• [TASK BRIEF]
Scan the listing below. Report each line that includes "JSON".

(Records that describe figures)
+ + + +

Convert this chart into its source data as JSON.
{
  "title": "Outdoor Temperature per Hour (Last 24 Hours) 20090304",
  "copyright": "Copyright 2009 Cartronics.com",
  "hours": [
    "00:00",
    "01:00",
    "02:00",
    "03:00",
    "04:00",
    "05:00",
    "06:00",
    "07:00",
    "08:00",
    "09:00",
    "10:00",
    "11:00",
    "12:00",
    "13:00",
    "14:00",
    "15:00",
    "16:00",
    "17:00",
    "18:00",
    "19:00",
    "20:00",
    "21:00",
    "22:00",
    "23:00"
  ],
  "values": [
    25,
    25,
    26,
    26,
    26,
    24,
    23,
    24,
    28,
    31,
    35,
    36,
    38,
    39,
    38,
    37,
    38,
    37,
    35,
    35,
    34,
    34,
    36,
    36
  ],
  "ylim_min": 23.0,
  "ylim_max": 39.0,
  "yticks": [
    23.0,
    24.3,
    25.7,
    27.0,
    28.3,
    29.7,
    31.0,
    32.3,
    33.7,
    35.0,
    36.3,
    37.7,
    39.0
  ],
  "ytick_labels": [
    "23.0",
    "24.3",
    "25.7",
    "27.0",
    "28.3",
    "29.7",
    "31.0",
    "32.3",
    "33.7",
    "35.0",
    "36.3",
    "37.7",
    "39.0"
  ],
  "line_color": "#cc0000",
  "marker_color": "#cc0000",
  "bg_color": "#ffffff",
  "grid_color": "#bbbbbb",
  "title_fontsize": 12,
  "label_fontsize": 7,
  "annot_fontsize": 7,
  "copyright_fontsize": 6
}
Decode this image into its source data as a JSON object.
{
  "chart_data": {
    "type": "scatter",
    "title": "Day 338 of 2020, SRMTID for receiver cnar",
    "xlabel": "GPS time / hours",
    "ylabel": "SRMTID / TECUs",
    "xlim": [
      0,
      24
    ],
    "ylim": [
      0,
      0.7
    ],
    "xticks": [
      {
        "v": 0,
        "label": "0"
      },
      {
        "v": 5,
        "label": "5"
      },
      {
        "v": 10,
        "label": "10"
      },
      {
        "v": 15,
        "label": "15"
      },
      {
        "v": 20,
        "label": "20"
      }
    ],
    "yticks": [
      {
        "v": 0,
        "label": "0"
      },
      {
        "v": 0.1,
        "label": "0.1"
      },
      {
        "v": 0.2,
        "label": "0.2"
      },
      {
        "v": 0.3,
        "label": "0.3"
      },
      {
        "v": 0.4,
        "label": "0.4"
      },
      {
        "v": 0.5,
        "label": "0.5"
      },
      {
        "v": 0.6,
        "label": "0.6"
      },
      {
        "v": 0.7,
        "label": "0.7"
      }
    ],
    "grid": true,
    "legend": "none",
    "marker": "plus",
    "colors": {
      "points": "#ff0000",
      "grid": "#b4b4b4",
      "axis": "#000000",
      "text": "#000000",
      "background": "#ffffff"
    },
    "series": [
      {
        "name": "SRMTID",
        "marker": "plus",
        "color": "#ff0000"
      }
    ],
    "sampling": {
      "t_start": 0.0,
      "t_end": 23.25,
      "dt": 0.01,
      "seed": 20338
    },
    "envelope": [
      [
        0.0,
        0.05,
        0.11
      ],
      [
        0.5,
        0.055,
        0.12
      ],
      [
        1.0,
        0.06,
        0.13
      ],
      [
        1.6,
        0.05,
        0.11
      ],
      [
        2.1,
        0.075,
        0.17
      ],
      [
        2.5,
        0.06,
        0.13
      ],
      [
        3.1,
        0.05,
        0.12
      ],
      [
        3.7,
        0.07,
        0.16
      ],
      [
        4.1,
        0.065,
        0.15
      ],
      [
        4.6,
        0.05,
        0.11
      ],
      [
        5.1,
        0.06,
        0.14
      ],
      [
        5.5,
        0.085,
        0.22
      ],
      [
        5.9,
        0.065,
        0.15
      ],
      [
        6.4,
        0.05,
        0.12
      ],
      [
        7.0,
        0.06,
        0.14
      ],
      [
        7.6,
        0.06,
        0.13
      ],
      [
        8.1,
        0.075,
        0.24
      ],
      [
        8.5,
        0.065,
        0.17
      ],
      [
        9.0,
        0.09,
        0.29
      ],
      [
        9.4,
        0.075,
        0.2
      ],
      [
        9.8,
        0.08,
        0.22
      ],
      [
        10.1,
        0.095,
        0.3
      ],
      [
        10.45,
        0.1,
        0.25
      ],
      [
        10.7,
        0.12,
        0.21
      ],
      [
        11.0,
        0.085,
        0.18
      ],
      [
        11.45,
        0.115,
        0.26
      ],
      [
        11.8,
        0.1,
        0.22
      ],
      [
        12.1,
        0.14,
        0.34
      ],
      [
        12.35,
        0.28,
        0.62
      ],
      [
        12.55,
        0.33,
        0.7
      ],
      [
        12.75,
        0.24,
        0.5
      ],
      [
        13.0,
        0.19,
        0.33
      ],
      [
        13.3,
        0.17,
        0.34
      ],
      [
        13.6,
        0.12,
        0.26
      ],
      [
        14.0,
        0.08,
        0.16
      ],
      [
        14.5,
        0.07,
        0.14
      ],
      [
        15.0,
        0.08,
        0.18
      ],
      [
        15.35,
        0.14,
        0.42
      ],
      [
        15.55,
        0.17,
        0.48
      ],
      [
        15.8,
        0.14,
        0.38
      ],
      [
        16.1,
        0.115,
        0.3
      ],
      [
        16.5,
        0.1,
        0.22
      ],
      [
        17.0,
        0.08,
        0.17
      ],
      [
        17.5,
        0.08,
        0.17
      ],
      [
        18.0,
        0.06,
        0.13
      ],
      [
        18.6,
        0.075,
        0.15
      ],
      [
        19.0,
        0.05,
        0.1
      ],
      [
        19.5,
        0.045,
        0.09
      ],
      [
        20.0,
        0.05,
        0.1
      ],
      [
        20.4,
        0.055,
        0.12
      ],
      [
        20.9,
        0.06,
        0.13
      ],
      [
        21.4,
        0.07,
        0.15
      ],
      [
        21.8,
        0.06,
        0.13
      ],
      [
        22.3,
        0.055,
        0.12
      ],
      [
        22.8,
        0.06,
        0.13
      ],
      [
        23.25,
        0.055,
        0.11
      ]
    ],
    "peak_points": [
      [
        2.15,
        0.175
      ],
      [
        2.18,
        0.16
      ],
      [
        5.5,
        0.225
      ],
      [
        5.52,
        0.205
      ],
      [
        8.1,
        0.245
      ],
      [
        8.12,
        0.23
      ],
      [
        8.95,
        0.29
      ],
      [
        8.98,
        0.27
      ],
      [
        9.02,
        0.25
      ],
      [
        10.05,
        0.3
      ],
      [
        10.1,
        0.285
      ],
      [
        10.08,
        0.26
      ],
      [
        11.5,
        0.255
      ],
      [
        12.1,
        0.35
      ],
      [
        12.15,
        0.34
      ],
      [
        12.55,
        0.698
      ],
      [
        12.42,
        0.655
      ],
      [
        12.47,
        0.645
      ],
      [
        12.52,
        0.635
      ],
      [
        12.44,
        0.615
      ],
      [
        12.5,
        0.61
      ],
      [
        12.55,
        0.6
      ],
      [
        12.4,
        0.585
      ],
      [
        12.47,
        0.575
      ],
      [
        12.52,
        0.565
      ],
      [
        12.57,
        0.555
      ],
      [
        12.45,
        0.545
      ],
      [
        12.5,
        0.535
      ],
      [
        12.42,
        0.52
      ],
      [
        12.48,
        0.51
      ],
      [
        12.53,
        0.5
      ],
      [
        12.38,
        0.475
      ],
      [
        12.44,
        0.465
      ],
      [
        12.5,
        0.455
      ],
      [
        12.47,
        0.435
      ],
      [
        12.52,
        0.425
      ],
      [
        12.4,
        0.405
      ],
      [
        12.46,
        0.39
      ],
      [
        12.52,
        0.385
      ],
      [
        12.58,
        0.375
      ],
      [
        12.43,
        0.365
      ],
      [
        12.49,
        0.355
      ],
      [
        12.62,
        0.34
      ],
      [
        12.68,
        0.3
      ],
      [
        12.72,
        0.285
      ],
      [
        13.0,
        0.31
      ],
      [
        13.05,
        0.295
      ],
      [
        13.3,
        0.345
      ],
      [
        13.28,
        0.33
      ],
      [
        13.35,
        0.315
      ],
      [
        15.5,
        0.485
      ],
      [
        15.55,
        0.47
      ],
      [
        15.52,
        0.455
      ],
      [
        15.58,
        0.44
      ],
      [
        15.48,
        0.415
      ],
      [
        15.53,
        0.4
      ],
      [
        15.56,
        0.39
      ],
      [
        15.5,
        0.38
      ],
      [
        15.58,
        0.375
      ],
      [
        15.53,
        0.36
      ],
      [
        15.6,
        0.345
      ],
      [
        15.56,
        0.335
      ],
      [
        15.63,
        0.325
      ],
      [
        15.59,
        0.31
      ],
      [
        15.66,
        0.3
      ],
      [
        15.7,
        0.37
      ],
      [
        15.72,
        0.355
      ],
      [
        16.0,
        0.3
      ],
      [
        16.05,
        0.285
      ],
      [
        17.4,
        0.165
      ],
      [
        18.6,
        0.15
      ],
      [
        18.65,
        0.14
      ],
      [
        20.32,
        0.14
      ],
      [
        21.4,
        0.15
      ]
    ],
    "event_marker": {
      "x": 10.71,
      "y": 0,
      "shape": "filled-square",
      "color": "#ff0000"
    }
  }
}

+ + + +

• [RESULT]
Convert this chart into its source data as JSON.
Decode this image into its source data as a JSON object.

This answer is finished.